#### [WORK TO COMPLETE]
Look through the data below and count each line where the word "does" appears. Reply with the count alone.

======== INFORMATION GIVEN

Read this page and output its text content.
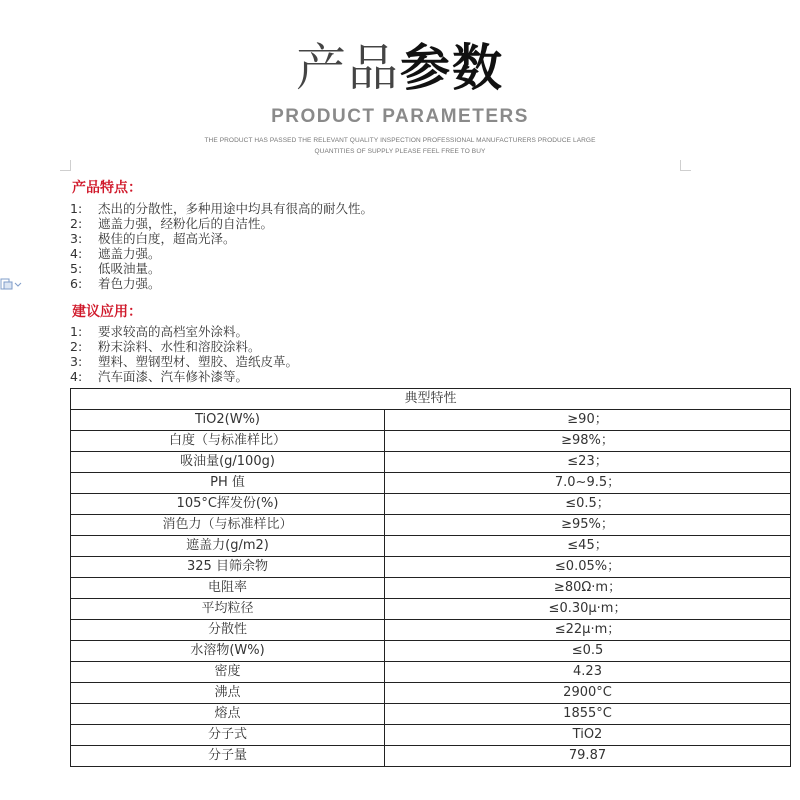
产品参数
PRODUCT PARAMETERS
THE PRODUCT HAS PASSED THE RELEVANT QUALITY INSPECTION PROFESSIONAL MANUFACTURERS PRODUCE LARGE
QUANTITIES OF SUPPLY PLEASE FEEL FREE TO BUY
产品特点：
1: 杰出的分散性，多种用途中均具有很高的耐久性。
2: 遮盖力强，经粉化后的自洁性。
3: 极佳的白度，超高光泽。
4: 遮盖力强。
5: 低吸油量。
6: 着色力强。
建议应用：
1: 要求较高的高档室外涂料。
2: 粉末涂料、水性和溶胶涂料。
3: 塑料、塑钢型材、塑胶、造纸皮革。
4: 汽车面漆、汽车修补漆等。
典型特性	
TiO2(W%)	≥90；
白度（与标准样比）	≥98%；
吸油量(g/100g)	≤23；
PH 值	7.0~9.5；
105°C挥发份(%)	≤0.5；
消色力（与标准样比）	≥95%；
遮盖力(g/m2)	≤45；
325 目筛余物	≤0.05%；
电阻率	≥80Ω·m；
平均粒径	≤0.30μ·m；
分散性	≤22μ·m；
水溶物(W%)	≤0.5
密度	4.23
沸点	2900°C
熔点	1855°C
分子式	TiO2
分子量	79.87
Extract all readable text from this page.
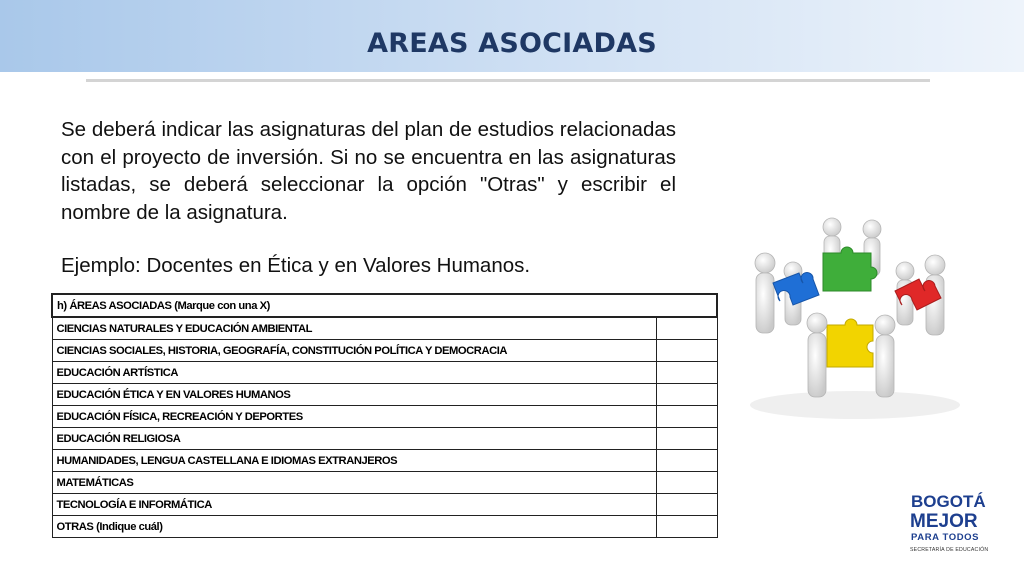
AREAS ASOCIADAS
Se deberá indicar las asignaturas del plan de estudios relacionadas con el proyecto de inversión. Si no se encuentra en las asignaturas listadas, se deberá seleccionar la opción "Otras" y escribir el nombre de la asignatura.
Ejemplo: Docentes en Ética y en Valores Humanos.
h) ÁREAS ASOCIADAS (Marque con una X)	
CIENCIAS NATURALES Y EDUCACIÓN AMBIENTAL	
CIENCIAS SOCIALES, HISTORIA, GEOGRAFÍA, CONSTITUCIÓN POLÍTICA Y DEMOCRACIA	
EDUCACIÓN ARTÍSTICA	
EDUCACIÓN ÉTICA Y EN VALORES HUMANOS	
EDUCACIÓN FÍSICA, RECREACIÓN Y DEPORTES	
EDUCACIÓN RELIGIOSA	
HUMANIDADES, LENGUA CASTELLANA E IDIOMAS EXTRANJEROS	
MATEMÁTICAS	
TECNOLOGÍA E INFORMÁTICA	
OTRAS (Indique cuál)	
BOGOTÁ
MEJOR
PARA TODOS
SECRETARÍA DE EDUCACIÓN
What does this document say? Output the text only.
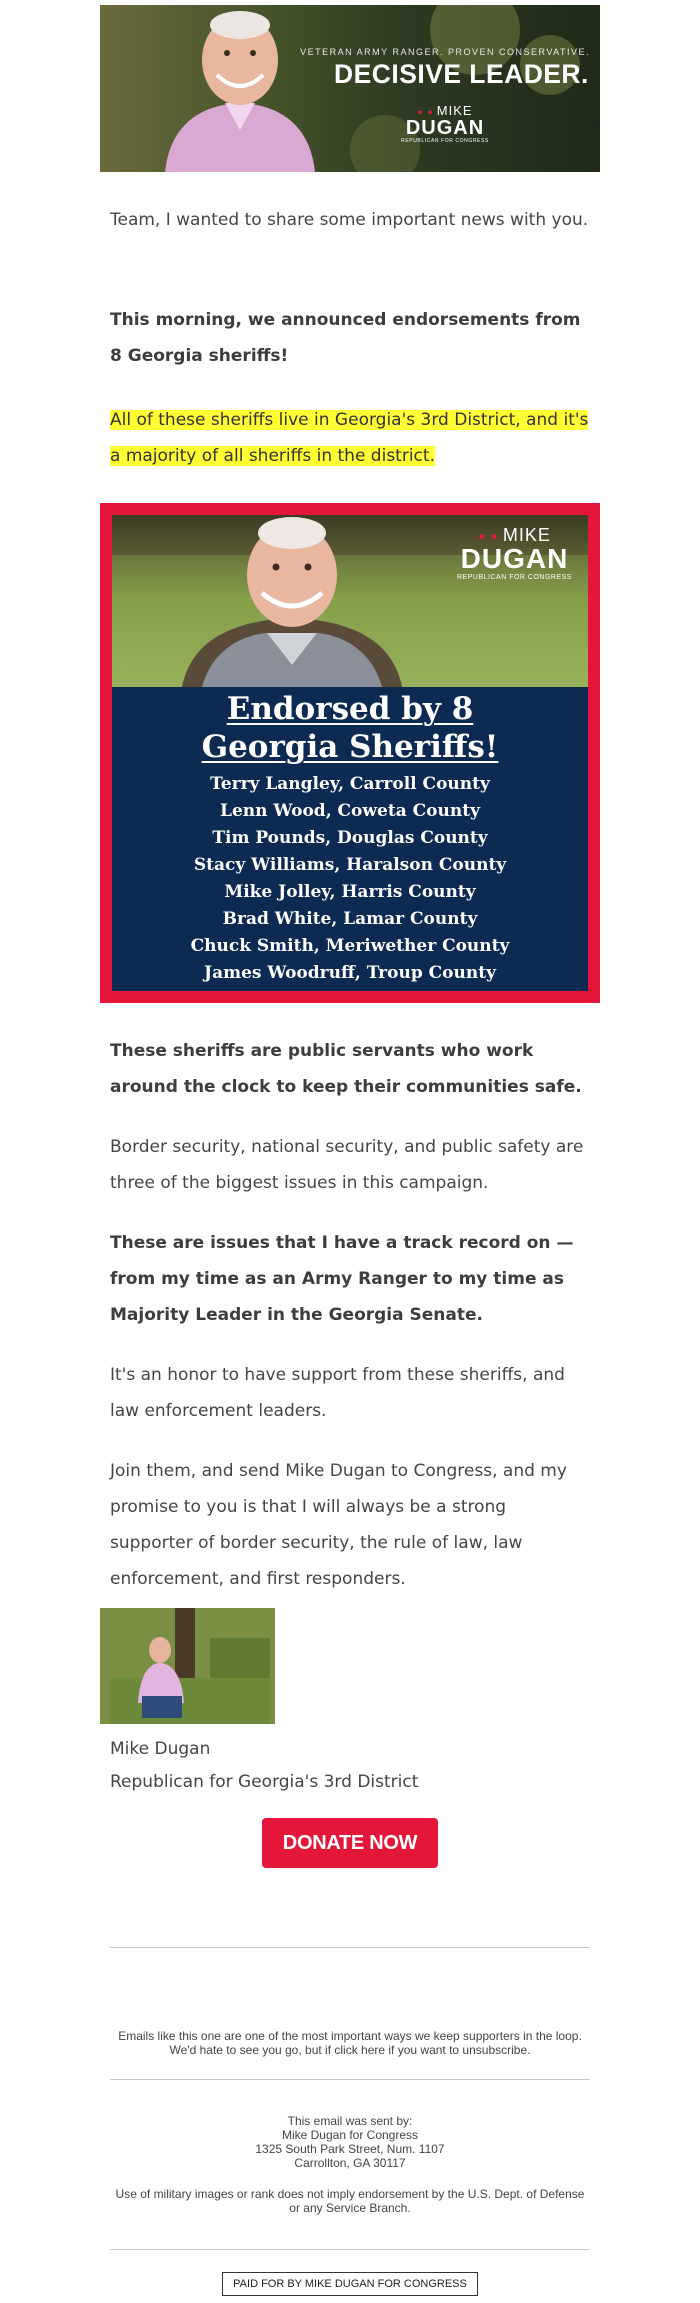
VETERAN ARMY RANGER. PROVEN CONSERVATIVE.
DECISIVE LEADER.
● ● MIKE
DUGAN
REPUBLICAN FOR CONGRESS

Team, I wanted to share some important news with you.

This morning, we announced endorsements from 8 Georgia sheriffs!

All of these sheriffs live in Georgia's 3rd District, and it's a majority of all sheriffs in the district.

● ● MIKE
DUGAN
REPUBLICAN FOR CONGRESS
Endorsed by 8
Georgia Sheriffs!
Terry Langley, Carroll County
Lenn Wood, Coweta County
Tim Pounds, Douglas County
Stacy Williams, Haralson County
Mike Jolley, Harris County
Brad White, Lamar County
Chuck Smith, Meriwether County
James Woodruff, Troup County

These sheriffs are public servants who work around the clock to keep their communities safe.

Border security, national security, and public safety are three of the biggest issues in this campaign.

These are issues that I have a track record on — from my time as an Army Ranger to my time as Majority Leader in the Georgia Senate.

It's an honor to have support from these sheriffs, and law enforcement leaders.

Join them, and send Mike Dugan to Congress, and my promise to you is that I will always be a strong supporter of border security, the rule of law, law enforcement, and first responders.

Mike Dugan
Republican for Georgia's 3rd District
DONATE NOW

Emails like this one are one of the most important ways we keep supporters in the loop. We'd hate to see you go, but if click here if you want to unsubscribe.

This email was sent by:
Mike Dugan for Congress
1325 South Park Street, Num. 1107
Carrollton, GA 30117

Use of military images or rank does not imply endorsement by the U.S. Dept. of Defense or any Service Branch.

PAID FOR BY MIKE DUGAN FOR CONGRESS
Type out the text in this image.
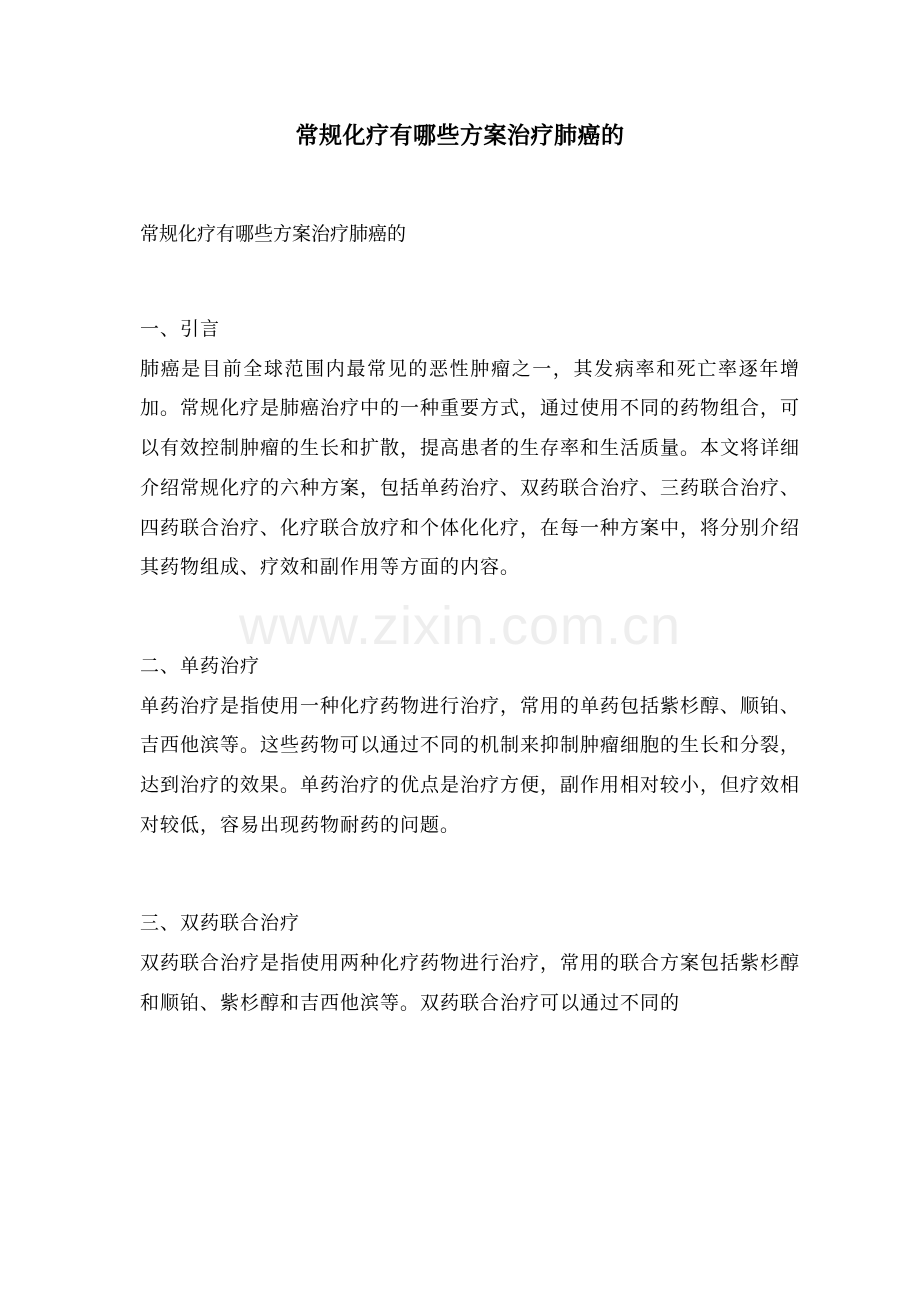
常规化疗有哪些方案治疗肺癌的
常规化疗有哪些方案治疗肺癌的

一、引言

肺癌是目前全球范围内最常见的恶性肿瘤之一，其发病率和死亡率逐年增加。常规化疗是肺癌治疗中的一种重要方式，通过使用不同的药物组合，可以有效控制肿瘤的生长和扩散，提高患者的生存率和生活质量。本文将详细介绍常规化疗的六种方案，包括单药治疗、双药联合治疗、三药联合治疗、四药联合治疗、化疗联合放疗和个体化化疗，在每一种方案中，将分别介绍其药物组成、疗效和副作用等方面的内容。

二、单药治疗

单药治疗是指使用一种化疗药物进行治疗，常用的单药包括紫杉醇、顺铂、吉西他滨等。这些药物可以通过不同的机制来抑制肿瘤细胞的生长和分裂，达到治疗的效果。单药治疗的优点是治疗方便，副作用相对较小，但疗效相对较低，容易出现药物耐药的问题。

三、双药联合治疗

双药联合治疗是指使用两种化疗药物进行治疗，常用的联合方案包括紫杉醇和顺铂、紫杉醇和吉西他滨等。双药联合治疗可以通过不同的

www.zixin.com.cn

================

#### [RESULT OF THIS TASK]
2